→ **MATERIAL FOR THIS TASK**
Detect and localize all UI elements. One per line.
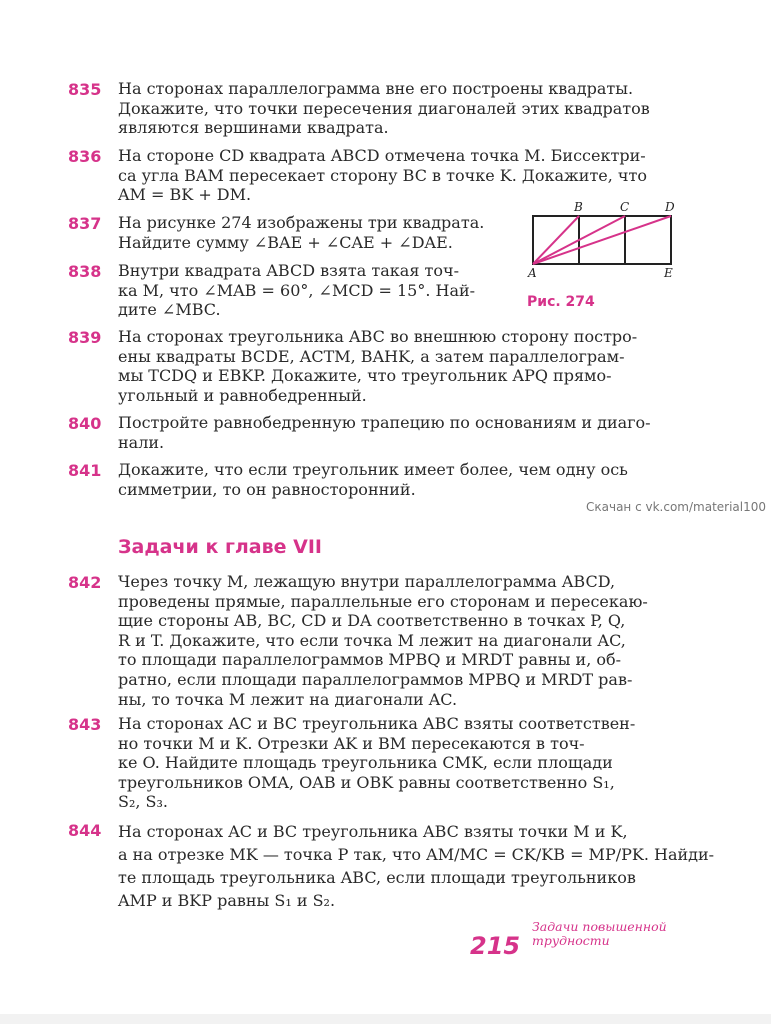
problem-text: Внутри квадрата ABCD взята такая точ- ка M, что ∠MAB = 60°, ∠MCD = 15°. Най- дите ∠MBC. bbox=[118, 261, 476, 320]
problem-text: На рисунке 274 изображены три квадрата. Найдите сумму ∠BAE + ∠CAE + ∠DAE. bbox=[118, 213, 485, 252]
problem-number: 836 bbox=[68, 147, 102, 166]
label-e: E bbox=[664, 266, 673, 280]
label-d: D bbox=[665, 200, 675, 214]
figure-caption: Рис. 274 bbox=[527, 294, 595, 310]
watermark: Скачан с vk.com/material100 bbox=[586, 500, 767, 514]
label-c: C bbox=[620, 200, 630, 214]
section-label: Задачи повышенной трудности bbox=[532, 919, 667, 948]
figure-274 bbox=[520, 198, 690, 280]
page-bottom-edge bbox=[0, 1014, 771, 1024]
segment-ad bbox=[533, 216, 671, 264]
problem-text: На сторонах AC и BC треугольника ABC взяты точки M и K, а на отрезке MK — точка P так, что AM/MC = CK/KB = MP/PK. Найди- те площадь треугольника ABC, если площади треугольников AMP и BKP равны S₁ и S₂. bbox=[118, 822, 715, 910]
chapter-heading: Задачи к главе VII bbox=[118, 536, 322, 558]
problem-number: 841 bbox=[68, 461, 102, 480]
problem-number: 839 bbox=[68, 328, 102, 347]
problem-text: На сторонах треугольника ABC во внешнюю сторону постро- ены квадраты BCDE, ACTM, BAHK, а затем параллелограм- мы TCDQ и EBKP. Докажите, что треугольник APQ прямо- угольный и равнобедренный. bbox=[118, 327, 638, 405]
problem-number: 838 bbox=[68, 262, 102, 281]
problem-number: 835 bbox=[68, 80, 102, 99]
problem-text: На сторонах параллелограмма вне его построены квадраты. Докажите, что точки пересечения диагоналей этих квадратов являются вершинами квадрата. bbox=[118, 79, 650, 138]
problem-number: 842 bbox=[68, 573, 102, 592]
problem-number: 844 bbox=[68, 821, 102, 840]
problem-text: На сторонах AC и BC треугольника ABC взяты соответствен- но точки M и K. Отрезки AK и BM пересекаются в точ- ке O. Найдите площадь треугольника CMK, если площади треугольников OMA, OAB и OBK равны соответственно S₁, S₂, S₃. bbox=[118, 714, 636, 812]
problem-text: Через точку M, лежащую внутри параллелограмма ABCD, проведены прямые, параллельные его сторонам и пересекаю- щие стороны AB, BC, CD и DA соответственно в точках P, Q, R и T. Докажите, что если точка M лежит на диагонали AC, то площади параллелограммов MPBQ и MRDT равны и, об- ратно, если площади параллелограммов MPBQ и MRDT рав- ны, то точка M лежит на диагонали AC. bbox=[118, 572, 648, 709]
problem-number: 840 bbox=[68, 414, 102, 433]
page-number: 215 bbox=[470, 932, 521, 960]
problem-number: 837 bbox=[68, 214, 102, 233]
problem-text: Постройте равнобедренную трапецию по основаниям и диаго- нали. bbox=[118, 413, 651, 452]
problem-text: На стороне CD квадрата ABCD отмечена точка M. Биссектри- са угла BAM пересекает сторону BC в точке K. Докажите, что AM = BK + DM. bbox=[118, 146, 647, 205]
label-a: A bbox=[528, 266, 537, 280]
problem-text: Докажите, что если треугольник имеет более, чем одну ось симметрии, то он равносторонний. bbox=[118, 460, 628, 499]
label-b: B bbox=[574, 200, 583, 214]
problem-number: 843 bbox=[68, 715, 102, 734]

...

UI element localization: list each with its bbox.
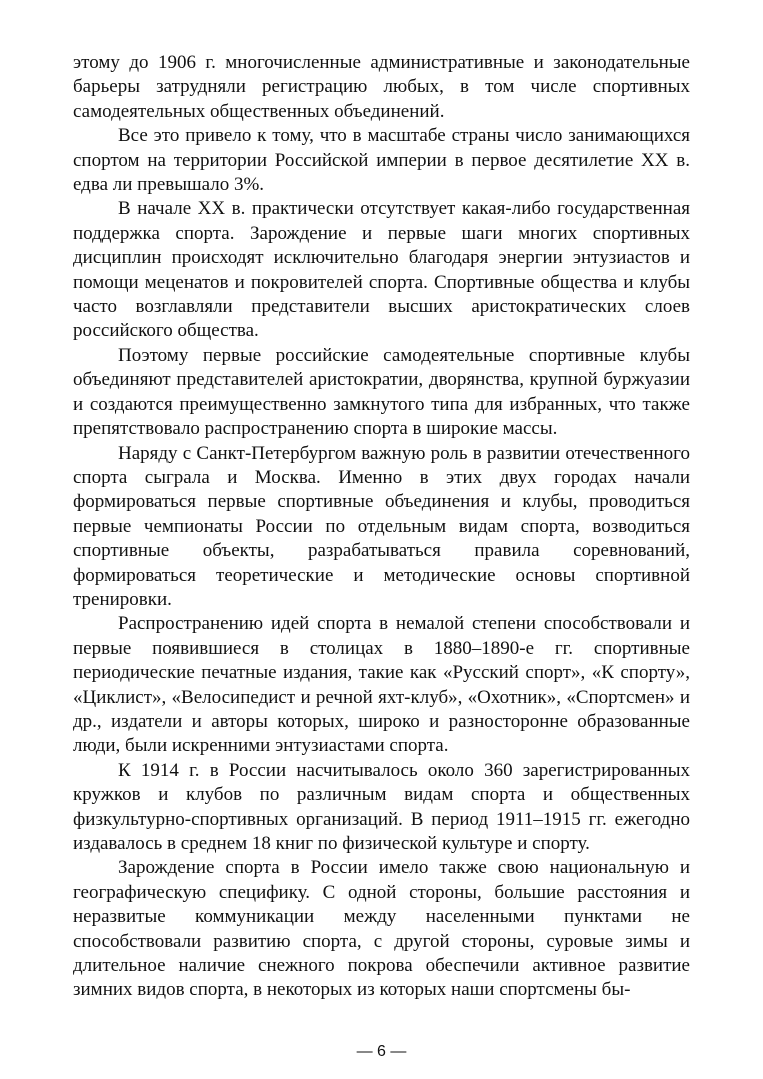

→ **GIVEN REQUEST**
Arrange the lines of the material above as a JSON list of strings, one string per line, starting at the line that contains "Detect and localize" and stopping after the line that contains "problem-text: На сторонах параллелограмма". Leave the pictures out of the list.

→ **FINISHED ANSWER**
[
  "Detect and localize all UI elements. One per line.",
  "problem-text: Внутри квадрата ABCD взята такая точ- ка M, что ∠MAB = 60°, ∠MCD = 15°. Най- дите ∠MBC. bbox=[118, 261, 476, 320]",
  "problem-text: На рисунке 274 изображены три квадрата. Найдите сумму ∠BAE + ∠CAE + ∠DAE. bbox=[118, 213, 485, 252]",
  "problem-number: 836 bbox=[68, 147, 102, 166]",
  "label-e: E bbox=[664, 266, 673, 280]",
  "label-d: D bbox=[665, 200, 675, 214]",
  "figure-caption: Рис. 274 bbox=[527, 294, 595, 310]",
  "watermark: Скачан с vk.com/material100 bbox=[586, 500, 767, 514]",
  "label-c: C bbox=[620, 200, 630, 214]",
  "section-label: Задачи повышенной трудности bbox=[532, 919, 667, 948]",
  "figure-274 bbox=[520, 198, 690, 280]",
  "page-bottom-edge bbox=[0, 1014, 771, 1024]",
  "segment-ad bbox=[533, 216, 671, 264]",
  "problem-text: На сторонах AC и BC треугольника ABC взяты точки M и K, а на отрезке MK — точка P так, что AM/MC = CK/KB = MP/PK. Найди- те площадь треугольника ABC, если площади треугольников AMP и BKP равны S₁ и S₂. bbox=[118, 822, 715, 910]",
  "chapter-heading: Задачи к главе VII bbox=[118, 536, 322, 558]",
  "problem-number: 841 bbox=[68, 461, 102, 480]",
  "problem-number: 839 bbox=[68, 328, 102, 347]",
  "problem-text: На сторонах треугольника ABC во внешнюю сторону постро- ены квадраты BCDE, ACTM, BAHK, а затем параллелограм- мы TCDQ и EBKP. Докажите, что треугольник APQ прямо- угольный и равнобедренный. bbox=[118, 327, 638, 405]",
  "problem-number: 838 bbox=[68, 262, 102, 281]",
  "problem-number: 835 bbox=[68, 80, 102, 99]",
  "problem-text: На сторонах параллелограмма вне его построены квадраты. Докажите, что точки пересечения диагоналей этих квадратов являются вершинами квадрата. bbox=[118, 79, 650, 138]"
]